ZU ERLEDIGEN >>
**A.** Beantworte zum Text über Hannover Rück diese Fragen:
(i) Um wie viel Prozent stiegen die Bruttoprämien?
(ii) Mit welchem EBIT hatten die Analysten im Vorfeld gerechnet?
(iii) Wie hoch war die Netto-Schadenbelastung?
**B.** Nenne alle Geldbeträge in Mio. EUR, die im Text über Hannover Rück vorkommen, in ihrer Reihenfolge.
**C.** Kopiere aus dem Text über Hannover Rück wortgetreu alles von "Das große Thema" bis hinunter zu "Jahr tatsächlich ausfällt.".

ÜBUNGSTEXT >>
⁂
Die Rückversicherungsgesellschaft Hannover Rück hat im zweiten Quartal heftig unter den CoronaFolgen zu leiden gehabt. Zwar konnte das Unternehmen sowohl bei den Bruttoprämien-Einnahmen wie auch bei den Nettoprämien robuste Zuwächse melden (zum Beispiel Bruttoprämien plus 12,4%). Allerdings wurde das operative Ergebnis fast halbiert (504 Mio. EUR nach 942 Mio. EUR im Vorjahreszeitraum). Auf
EBIT-Basis verdiente die Talanx-Tochter nur noch knapp 77 Mio. EUR. Hier hatten die Analysten im Vorfeld mit 324 Mio. EUR gerechnet, also eine massive Enttäuschung.

Das große Thema in der Bilanz waren die Rückstellungen für mögliche Schäden aus der Corona-Pandemie. Die Schaden-Rückversicherung wies nur noch ein EBIT von -14,7 Mio. EUR aus, nachdem man im Vorjahr hier noch über 322 Mio. EUR verdient hatte. Durch die entsprechenden Rückstellungen wies Hannover Rück eine Netto-Schadenbelastung von 737 Mio. EUR aus. Damit ist schon ein Großteil des Jahresbudgets für Schäden ausgeschöpft, die Decke für weitere Schäden also entsprechend dünn. Wobei man hier natürlich daran denken muss,
dass die Hurrikan-Saison in der Karibik noch aussteht und niemand weiß, wie sie in diesem Jahr tatsächlich ausfällt.
⁂
Daten zur Analyse des Seitenlayouts >>
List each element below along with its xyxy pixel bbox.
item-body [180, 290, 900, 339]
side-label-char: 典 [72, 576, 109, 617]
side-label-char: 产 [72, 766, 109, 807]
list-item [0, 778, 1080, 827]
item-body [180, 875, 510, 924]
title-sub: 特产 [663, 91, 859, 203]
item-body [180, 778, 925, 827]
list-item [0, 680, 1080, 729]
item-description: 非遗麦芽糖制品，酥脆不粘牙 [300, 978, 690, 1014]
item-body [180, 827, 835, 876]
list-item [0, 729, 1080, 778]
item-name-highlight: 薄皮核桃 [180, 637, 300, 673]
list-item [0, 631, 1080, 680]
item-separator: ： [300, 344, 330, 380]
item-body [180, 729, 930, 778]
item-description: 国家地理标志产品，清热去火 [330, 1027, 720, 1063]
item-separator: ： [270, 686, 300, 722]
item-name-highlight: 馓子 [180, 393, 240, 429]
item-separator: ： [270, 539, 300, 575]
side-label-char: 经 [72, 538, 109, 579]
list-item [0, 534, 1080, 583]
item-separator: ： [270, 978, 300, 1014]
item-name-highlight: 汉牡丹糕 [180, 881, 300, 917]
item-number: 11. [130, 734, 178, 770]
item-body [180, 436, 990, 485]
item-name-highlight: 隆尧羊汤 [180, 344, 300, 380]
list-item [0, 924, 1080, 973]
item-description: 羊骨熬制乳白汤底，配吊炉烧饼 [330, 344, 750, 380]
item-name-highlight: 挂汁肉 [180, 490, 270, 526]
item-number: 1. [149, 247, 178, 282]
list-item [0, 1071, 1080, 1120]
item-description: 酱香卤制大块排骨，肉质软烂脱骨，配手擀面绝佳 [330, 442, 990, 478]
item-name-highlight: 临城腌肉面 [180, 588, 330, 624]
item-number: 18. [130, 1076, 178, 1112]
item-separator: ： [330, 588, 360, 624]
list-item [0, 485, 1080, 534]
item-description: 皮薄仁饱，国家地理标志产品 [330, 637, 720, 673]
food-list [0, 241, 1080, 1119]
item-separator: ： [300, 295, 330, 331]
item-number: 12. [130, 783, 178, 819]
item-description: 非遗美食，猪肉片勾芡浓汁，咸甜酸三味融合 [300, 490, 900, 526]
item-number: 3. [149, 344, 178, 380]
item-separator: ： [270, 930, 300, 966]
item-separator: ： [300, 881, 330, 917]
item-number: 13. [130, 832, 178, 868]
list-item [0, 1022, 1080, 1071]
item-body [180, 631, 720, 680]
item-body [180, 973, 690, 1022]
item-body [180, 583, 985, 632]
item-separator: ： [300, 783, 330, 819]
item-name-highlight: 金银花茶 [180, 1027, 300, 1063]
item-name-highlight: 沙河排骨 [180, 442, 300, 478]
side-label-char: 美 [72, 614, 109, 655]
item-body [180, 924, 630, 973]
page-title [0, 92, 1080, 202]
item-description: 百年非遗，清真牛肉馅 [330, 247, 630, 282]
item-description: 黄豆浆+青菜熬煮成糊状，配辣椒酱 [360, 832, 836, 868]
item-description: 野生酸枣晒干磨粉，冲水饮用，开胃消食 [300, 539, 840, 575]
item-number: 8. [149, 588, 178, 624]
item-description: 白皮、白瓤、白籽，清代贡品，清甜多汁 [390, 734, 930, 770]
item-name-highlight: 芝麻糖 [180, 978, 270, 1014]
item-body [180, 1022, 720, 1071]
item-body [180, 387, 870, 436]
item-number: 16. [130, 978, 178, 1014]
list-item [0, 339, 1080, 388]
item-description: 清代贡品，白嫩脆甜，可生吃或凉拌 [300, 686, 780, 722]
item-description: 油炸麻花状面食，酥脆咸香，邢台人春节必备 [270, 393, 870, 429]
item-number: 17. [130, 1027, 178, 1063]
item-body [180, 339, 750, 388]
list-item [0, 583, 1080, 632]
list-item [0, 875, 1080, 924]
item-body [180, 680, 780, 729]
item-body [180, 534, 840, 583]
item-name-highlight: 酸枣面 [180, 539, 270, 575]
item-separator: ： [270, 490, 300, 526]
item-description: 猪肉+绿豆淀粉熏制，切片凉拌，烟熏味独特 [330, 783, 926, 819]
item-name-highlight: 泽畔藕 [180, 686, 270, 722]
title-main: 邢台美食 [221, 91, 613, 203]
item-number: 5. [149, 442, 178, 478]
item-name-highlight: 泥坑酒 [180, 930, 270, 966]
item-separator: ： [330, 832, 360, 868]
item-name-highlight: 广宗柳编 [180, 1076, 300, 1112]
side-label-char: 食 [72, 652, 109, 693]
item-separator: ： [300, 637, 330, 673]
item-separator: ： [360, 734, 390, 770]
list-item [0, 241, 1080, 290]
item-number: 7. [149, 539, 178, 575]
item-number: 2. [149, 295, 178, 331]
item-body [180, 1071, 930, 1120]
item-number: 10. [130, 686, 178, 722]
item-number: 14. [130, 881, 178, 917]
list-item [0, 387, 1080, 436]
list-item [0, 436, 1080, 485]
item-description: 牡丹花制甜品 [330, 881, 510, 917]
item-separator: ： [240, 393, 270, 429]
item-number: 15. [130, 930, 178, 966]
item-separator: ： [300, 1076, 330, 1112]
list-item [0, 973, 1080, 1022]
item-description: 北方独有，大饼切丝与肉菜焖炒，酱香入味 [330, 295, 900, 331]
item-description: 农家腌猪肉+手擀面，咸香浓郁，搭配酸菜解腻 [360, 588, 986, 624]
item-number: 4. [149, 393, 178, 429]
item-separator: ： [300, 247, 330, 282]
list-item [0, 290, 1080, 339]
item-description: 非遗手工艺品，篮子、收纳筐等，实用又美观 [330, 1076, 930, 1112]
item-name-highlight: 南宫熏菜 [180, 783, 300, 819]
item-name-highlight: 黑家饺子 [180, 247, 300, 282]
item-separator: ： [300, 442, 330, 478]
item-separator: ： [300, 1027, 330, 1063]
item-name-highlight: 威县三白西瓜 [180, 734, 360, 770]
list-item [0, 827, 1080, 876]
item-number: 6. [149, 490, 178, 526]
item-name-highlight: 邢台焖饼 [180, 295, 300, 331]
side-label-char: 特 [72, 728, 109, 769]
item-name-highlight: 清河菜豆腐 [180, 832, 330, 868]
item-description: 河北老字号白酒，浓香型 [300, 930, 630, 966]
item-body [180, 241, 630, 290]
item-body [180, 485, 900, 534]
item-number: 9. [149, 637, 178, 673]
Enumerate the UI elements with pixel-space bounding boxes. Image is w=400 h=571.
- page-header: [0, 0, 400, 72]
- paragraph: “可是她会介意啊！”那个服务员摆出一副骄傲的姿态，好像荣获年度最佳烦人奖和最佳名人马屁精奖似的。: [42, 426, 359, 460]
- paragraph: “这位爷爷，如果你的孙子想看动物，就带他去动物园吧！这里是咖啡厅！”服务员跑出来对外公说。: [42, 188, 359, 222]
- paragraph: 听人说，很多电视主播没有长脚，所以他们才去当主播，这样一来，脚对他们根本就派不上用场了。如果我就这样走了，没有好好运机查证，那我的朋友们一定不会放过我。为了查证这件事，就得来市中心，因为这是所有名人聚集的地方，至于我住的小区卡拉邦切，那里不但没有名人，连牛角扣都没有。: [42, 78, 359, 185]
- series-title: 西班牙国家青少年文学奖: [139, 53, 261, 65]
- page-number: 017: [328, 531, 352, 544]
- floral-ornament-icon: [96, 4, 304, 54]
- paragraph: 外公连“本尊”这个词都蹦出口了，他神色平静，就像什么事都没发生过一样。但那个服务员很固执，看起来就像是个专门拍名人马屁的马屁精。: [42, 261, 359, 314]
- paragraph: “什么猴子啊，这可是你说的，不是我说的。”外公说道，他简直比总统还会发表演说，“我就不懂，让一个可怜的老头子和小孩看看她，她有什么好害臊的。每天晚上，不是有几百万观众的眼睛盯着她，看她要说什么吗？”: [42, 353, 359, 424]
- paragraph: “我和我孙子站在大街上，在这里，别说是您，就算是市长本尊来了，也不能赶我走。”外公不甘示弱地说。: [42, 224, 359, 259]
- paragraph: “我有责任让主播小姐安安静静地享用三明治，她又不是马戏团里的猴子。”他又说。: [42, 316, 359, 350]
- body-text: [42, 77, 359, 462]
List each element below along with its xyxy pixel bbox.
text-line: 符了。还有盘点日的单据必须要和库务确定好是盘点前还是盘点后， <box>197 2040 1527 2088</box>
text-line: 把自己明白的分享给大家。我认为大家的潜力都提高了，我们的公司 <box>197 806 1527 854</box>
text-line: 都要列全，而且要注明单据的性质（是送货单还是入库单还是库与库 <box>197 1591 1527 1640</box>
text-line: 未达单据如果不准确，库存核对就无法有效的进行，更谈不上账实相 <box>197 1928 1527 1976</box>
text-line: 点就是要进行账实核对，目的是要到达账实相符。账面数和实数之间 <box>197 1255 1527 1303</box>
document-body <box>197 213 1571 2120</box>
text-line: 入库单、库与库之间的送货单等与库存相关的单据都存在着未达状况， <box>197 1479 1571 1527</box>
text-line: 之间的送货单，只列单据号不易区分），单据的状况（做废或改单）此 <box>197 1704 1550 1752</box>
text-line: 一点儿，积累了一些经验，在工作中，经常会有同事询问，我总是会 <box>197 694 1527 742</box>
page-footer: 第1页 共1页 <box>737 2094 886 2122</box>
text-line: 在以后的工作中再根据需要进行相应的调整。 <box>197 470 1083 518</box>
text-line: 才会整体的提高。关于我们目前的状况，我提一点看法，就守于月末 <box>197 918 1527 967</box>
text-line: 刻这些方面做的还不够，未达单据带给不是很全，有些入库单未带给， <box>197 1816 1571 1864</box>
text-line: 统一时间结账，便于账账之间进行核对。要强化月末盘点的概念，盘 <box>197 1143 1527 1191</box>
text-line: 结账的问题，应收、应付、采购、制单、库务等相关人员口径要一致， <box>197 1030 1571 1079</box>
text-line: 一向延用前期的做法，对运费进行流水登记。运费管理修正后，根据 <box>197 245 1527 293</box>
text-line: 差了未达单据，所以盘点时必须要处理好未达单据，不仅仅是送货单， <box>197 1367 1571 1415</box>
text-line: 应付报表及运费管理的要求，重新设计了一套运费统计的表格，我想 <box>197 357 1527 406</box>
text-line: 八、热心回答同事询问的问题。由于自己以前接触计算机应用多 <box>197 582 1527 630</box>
⁂
LÖSUNGEN JE AUFGABE >>
**A.**
(i) Um 12,4 %.
(ii) Mit 324 Mio. EUR.
(iii) 737 Mio. EUR.

**B.**
504 Mio. EUR
942 Mio. EUR
77 Mio. EUR
324 Mio. EUR
-14,7 Mio. EUR
322 Mio. EUR
737 Mio. EUR

**C.**
Das große Thema in der Bilanz waren die Rückstellungen für mögliche Schäden aus der Corona-Pandemie. Die Schaden-Rückversicherung wies nur noch ein EBIT von -14,7 Mio. EUR aus, nachdem man im Vorjahr hier noch über 322 Mio. EUR verdient hatte. Durch die entsprechenden Rückstellungen wies Hannover Rück eine Netto-Schadenbelastung von 737 Mio. EUR aus. Damit ist schon ein Großteil des Jahresbudgets für Schäden ausgeschöpft, die Decke für weitere Schäden also entsprechend dünn. Wobei man hier natürlich daran denken muss,
dass die Hurrikan-Saison in der Karibik noch aussteht und niemand weiß, wie sie in diesem Jahr tatsächlich ausfällt.